Collect every line below that contains the word "Nombre".

START Input

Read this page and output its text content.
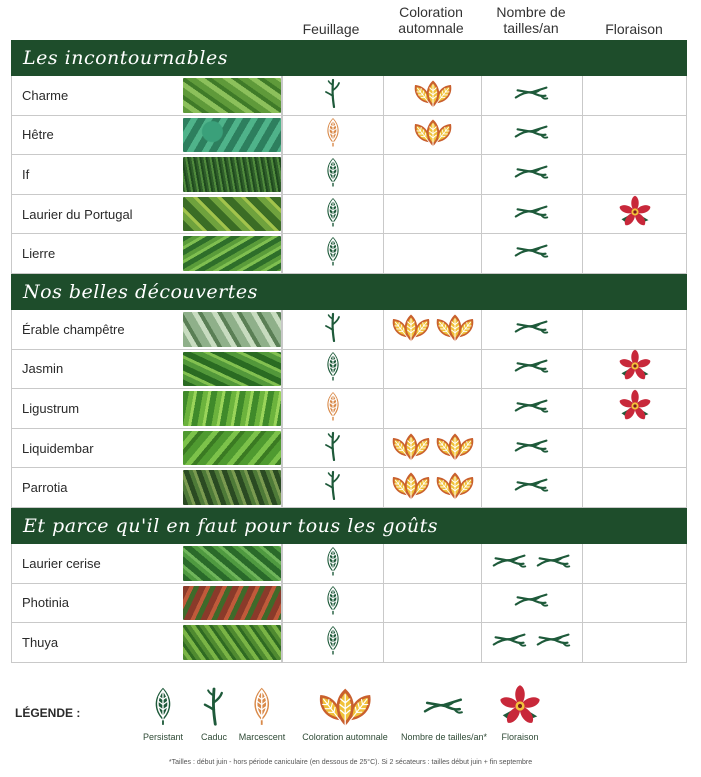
Feuillage
Coloration
automnale
Nombre de
tailles/an	Floraison
Les incontournables
Charme
Hêtre
If
Laurier du Portugal
Lierre
Nos belles découvertes
Érable champêtre
Jasmin
Ligustrum
Liquidembar
Parrotia
Et parce qu'il en faut pour tous les goûts
Laurier cerise
Photinia
Thuya
LÉGENDE :
Persistant Caduc Marcescent Coloration automnale Nombre de tailles/an* Floraison
*Tailles : début juin - hors période caniculaire (en dessous de 25°C). Si 2 sécateurs : tailles début juin + fin septembre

END Input

▶ _The reply_
Nombre de
Persistant Caduc Marcescent Coloration automnale Nombre de tailles/an* Floraison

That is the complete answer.